== DATA RECORDS

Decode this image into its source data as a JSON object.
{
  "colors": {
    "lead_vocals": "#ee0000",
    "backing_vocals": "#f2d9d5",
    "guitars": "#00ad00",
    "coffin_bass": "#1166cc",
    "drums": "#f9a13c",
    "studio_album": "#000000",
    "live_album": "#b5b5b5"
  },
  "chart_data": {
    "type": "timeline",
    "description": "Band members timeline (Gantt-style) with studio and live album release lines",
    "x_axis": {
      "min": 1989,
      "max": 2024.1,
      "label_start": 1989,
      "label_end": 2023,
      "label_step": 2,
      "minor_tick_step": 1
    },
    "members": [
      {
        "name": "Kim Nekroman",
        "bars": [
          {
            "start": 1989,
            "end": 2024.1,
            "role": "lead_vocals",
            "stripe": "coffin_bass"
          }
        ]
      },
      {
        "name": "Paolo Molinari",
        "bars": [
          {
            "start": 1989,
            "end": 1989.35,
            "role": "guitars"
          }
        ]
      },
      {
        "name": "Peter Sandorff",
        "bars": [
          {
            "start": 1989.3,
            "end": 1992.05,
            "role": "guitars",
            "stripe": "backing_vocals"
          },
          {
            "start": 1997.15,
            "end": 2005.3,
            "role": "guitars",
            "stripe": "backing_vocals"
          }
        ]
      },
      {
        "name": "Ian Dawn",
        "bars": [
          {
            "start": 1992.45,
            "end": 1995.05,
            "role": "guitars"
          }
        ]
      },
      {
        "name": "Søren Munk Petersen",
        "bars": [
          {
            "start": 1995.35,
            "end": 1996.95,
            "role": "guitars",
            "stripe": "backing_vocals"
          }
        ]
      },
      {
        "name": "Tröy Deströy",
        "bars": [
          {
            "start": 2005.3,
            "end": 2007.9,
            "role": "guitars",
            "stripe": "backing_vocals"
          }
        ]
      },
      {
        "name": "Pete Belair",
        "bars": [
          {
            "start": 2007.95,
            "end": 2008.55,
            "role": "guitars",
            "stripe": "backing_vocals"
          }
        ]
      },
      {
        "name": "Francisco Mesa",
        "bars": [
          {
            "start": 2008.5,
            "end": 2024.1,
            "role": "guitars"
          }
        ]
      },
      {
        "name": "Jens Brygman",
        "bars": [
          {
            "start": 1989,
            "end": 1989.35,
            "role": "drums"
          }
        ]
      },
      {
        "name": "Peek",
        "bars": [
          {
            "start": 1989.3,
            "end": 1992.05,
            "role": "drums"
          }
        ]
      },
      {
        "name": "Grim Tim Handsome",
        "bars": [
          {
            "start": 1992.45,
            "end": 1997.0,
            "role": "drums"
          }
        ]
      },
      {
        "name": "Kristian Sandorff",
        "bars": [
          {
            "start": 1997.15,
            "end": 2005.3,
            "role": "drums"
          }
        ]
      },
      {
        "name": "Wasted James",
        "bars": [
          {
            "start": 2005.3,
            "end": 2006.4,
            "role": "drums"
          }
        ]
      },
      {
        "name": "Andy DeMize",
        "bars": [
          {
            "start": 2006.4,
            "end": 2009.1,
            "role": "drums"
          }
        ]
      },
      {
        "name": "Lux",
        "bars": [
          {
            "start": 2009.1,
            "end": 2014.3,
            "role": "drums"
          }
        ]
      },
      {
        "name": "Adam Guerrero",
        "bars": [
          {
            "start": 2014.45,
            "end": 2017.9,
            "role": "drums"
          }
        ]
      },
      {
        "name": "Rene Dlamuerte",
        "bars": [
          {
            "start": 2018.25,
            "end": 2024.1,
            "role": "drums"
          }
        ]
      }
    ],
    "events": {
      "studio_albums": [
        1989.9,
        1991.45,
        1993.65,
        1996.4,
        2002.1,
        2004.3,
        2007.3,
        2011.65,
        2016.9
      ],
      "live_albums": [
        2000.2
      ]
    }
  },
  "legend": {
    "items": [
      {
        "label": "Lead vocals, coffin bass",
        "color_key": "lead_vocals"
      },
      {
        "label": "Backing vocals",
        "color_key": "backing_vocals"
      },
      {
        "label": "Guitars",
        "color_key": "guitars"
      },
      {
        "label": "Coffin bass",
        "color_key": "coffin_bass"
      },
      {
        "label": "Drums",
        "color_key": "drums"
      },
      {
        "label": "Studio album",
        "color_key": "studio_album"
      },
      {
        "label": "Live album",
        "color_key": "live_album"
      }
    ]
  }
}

====

◆ WHAT IS ASKED: From the records above, extract every entry exactly as given.

◆ WORKED SOLUTION:
Decode this image into its source data as a JSON object.
{
  "colors": {
    "lead_vocals": "#ee0000",
    "backing_vocals": "#f2d9d5",
    "guitars": "#00ad00",
    "coffin_bass": "#1166cc",
    "drums": "#f9a13c",
    "studio_album": "#000000",
    "live_album": "#b5b5b5"
  },
  "chart_data": {
    "type": "timeline",
    "description": "Band members timeline (Gantt-style) with studio and live album release lines",
    "x_axis": {
      "min": 1989,
      "max": 2024.1,
      "label_start": 1989,
      "label_end": 2023,
      "label_step": 2,
      "minor_tick_step": 1
    },
    "members": [
      {
        "name": "Kim Nekroman",
        "bars": [
          {
            "start": 1989,
            "end": 2024.1,
            "role": "lead_vocals",
            "stripe": "coffin_bass"
          }
        ]
      },
      {
        "name": "Paolo Molinari",
        "bars": [
          {
            "start": 1989,
            "end": 1989.35,
            "role": "guitars"
          }
        ]
      },
      {
        "name": "Peter Sandorff",
        "bars": [
          {
            "start": 1989.3,
            "end": 1992.05,
            "role": "guitars",
            "stripe": "backing_vocals"
          },
          {
            "start": 1997.15,
            "end": 2005.3,
            "role": "guitars",
            "stripe": "backing_vocals"
          }
        ]
      },
      {
        "name": "Ian Dawn",
        "bars": [
          {
            "start": 1992.45,
            "end": 1995.05,
            "role": "guitars"
          }
        ]
      },
      {
        "name": "Søren Munk Petersen",
        "bars": [
          {
            "start": 1995.35,
            "end": 1996.95,
            "role": "guitars",
            "stripe": "backing_vocals"
          }
        ]
      },
      {
        "name": "Tröy Deströy",
        "bars": [
          {
            "start": 2005.3,
            "end": 2007.9,
            "role": "guitars",
            "stripe": "backing_vocals"
          }
        ]
      },
      {
        "name": "Pete Belair",
        "bars": [
          {
            "start": 2007.95,
            "end": 2008.55,
            "role": "guitars",
            "stripe": "backing_vocals"
          }
        ]
      },
      {
        "name": "Francisco Mesa",
        "bars": [
          {
            "start": 2008.5,
            "end": 2024.1,
            "role": "guitars"
          }
        ]
      },
      {
        "name": "Jens Brygman",
        "bars": [
          {
            "start": 1989,
            "end": 1989.35,
            "role": "drums"
          }
        ]
      },
      {
        "name": "Peek",
        "bars": [
          {
            "start": 1989.3,
            "end": 1992.05,
            "role": "drums"
          }
        ]
      },
      {
        "name": "Grim Tim Handsome",
        "bars": [
          {
            "start": 1992.45,
            "end": 1997.0,
            "role": "drums"
          }
        ]
      },
      {
        "name": "Kristian Sandorff",
        "bars": [
          {
            "start": 1997.15,
            "end": 2005.3,
            "role": "drums"
          }
        ]
      },
      {
        "name": "Wasted James",
        "bars": [
          {
            "start": 2005.3,
            "end": 2006.4,
            "role": "drums"
          }
        ]
      },
      {
        "name": "Andy DeMize",
        "bars": [
          {
            "start": 2006.4,
            "end": 2009.1,
            "role": "drums"
          }
        ]
      },
      {
        "name": "Lux",
        "bars": [
          {
            "start": 2009.1,
            "end": 2014.3,
            "role": "drums"
          }
        ]
      },
      {
        "name": "Adam Guerrero",
        "bars": [
          {
            "start": 2014.45,
            "end": 2017.9,
            "role": "drums"
          }
        ]
      },
      {
        "name": "Rene Dlamuerte",
        "bars": [
          {
            "start": 2018.25,
            "end": 2024.1,
            "role": "drums"
          }
        ]
      }
    ],
    "events": {
      "studio_albums": [
        1989.9,
        1991.45,
        1993.65,
        1996.4,
        2002.1,
        2004.3,
        2007.3,
        2011.65,
        2016.9
      ],
      "live_albums": [
        2000.2
      ]
    }
  },
  "legend": {
    "items": [
      {
        "label": "Lead vocals, coffin bass",
        "color_key": "lead_vocals"
      },
      {
        "label": "Backing vocals",
        "color_key": "backing_vocals"
      },
      {
        "label": "Guitars",
        "color_key": "guitars"
      },
      {
        "label": "Coffin bass",
        "color_key": "coffin_bass"
      },
      {
        "label": "Drums",
        "color_key": "drums"
      },
      {
        "label": "Studio album",
        "color_key": "studio_album"
      },
      {
        "label": "Live album",
        "color_key": "live_album"
      }
    ]
  }
}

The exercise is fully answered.